Dataset excerpts
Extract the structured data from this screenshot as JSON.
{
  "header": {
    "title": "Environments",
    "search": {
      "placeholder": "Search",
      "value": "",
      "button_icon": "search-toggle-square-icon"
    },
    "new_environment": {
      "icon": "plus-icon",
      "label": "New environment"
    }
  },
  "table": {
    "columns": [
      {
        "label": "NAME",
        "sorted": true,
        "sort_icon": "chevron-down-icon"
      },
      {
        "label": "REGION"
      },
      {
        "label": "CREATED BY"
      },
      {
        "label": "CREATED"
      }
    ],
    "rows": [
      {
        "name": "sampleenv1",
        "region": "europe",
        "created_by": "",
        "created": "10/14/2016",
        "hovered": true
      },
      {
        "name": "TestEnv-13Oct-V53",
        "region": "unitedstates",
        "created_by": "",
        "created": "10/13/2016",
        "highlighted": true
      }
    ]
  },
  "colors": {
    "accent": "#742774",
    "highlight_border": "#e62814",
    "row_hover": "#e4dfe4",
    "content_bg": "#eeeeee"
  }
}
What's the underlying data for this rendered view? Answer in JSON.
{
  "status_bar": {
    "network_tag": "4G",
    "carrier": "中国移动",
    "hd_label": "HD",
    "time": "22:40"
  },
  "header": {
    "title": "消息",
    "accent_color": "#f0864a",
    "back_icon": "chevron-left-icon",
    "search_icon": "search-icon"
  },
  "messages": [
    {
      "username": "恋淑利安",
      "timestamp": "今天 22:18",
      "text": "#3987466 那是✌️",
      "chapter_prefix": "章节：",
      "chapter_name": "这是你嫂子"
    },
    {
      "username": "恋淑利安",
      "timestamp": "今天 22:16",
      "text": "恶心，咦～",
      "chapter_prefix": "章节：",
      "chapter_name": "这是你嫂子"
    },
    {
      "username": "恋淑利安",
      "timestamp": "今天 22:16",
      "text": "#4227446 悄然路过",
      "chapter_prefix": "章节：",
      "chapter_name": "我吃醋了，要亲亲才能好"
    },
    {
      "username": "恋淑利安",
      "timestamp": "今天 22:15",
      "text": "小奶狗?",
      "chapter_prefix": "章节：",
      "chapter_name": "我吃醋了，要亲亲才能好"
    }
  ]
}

■ Short task: Each line with the string "JSON" in it needs to be found and copied.

■ Response to this task:
Extract the structured data from this screenshot as JSON.
What's the underlying data for this rendered view? Answer in JSON.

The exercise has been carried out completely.